[Raw records]
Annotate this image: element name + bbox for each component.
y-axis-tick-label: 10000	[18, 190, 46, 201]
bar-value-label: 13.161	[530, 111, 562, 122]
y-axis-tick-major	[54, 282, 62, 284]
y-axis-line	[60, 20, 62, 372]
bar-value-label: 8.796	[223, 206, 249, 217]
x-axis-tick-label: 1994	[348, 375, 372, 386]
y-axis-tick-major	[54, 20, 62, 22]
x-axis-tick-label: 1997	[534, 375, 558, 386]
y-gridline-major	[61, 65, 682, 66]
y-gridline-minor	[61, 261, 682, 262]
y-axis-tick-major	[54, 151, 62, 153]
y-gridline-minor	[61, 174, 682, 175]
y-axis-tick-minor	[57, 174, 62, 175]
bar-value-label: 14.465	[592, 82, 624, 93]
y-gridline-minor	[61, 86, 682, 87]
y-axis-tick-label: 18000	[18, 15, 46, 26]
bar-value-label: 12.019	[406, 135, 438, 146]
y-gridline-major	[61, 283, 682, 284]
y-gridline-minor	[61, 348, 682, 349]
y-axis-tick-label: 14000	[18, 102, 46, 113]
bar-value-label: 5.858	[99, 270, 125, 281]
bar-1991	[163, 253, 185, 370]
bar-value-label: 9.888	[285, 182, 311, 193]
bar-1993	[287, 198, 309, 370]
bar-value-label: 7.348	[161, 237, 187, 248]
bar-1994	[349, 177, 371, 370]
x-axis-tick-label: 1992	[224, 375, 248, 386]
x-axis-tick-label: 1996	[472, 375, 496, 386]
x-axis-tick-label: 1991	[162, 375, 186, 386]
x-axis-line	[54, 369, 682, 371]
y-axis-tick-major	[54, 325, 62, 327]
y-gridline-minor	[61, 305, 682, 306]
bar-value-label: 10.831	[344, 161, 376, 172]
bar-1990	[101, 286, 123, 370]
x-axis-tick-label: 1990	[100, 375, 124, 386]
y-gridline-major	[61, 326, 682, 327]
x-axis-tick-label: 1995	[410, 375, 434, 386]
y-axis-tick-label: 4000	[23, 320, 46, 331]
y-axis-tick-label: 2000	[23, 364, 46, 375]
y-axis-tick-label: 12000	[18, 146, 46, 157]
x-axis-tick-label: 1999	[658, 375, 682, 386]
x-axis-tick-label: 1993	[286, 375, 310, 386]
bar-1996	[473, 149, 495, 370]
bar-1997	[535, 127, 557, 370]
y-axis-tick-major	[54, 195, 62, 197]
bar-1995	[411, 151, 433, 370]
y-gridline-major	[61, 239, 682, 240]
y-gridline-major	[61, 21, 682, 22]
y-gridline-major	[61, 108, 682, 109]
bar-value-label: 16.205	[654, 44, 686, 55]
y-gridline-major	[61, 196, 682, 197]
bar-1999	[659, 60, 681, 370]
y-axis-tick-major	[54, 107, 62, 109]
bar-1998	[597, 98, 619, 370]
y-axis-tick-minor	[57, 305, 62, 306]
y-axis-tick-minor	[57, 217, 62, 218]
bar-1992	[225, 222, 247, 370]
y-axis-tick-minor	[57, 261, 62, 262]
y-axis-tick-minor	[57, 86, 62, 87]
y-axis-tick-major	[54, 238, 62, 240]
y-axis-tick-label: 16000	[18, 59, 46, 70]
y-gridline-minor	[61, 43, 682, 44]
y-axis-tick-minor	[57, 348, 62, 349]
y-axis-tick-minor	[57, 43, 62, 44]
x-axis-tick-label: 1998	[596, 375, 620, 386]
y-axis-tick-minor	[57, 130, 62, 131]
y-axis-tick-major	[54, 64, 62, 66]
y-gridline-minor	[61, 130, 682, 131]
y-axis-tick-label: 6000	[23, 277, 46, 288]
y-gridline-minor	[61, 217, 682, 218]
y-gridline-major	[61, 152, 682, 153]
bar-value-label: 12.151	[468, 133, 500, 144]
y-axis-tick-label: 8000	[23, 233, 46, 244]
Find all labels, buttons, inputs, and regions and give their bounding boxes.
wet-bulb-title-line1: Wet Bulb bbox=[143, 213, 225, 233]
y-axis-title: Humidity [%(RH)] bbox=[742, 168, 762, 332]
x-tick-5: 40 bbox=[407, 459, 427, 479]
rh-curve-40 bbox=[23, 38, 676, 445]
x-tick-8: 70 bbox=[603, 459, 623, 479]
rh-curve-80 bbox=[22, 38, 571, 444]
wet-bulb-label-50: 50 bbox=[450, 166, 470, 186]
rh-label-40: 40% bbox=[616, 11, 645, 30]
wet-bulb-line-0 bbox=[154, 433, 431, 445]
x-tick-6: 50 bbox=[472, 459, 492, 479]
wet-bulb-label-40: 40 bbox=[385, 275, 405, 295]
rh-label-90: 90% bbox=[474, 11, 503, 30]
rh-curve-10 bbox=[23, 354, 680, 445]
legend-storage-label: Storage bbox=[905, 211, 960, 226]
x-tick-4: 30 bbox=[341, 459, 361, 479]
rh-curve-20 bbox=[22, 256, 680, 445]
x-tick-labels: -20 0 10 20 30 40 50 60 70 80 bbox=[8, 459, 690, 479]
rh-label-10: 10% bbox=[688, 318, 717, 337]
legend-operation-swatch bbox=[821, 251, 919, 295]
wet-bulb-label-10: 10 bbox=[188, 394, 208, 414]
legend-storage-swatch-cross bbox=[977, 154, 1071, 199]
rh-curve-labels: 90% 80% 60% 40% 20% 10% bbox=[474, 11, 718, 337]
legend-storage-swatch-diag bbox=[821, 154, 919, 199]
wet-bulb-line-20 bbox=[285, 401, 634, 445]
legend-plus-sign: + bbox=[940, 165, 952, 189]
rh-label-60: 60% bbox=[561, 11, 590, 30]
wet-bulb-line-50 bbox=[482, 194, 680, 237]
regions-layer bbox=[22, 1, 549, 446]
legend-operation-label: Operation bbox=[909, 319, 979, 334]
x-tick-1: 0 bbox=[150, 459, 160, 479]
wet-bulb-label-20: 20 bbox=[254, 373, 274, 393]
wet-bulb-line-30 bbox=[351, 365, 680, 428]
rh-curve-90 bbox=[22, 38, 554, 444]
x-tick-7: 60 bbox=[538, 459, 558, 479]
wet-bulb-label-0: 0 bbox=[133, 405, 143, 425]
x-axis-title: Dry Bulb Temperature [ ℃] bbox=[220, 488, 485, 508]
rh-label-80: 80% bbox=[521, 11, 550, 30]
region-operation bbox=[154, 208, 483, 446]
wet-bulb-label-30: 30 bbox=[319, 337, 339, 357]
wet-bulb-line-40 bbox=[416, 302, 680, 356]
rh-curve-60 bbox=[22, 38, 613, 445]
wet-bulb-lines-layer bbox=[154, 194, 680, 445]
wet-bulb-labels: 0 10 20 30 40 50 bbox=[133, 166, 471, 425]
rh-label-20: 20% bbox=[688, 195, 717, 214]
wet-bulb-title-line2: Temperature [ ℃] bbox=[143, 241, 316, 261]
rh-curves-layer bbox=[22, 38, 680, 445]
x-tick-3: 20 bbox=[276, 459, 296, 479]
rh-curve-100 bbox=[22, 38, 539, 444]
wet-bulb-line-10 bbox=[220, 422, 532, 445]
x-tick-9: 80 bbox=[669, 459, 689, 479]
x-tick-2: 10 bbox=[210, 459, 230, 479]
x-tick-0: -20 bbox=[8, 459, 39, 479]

[What is required] Retype the items from the very first line down through the line that contains "82, 624, 93]", keeping both of those lines.

[Final result]
Annotate this image: element name + bbox for each component.
y-axis-tick-label: 10000	[18, 190, 46, 201]
bar-value-label: 13.161	[530, 111, 562, 122]
y-axis-tick-major	[54, 282, 62, 284]
y-axis-line	[60, 20, 62, 372]
bar-value-label: 8.796	[223, 206, 249, 217]
x-axis-tick-label: 1994	[348, 375, 372, 386]
y-axis-tick-major	[54, 20, 62, 22]
x-axis-tick-label: 1997	[534, 375, 558, 386]
y-gridline-major	[61, 65, 682, 66]
y-gridline-minor	[61, 261, 682, 262]
y-axis-tick-major	[54, 151, 62, 153]
y-gridline-minor	[61, 174, 682, 175]
y-axis-tick-minor	[57, 174, 62, 175]
bar-value-label: 14.465	[592, 82, 624, 93]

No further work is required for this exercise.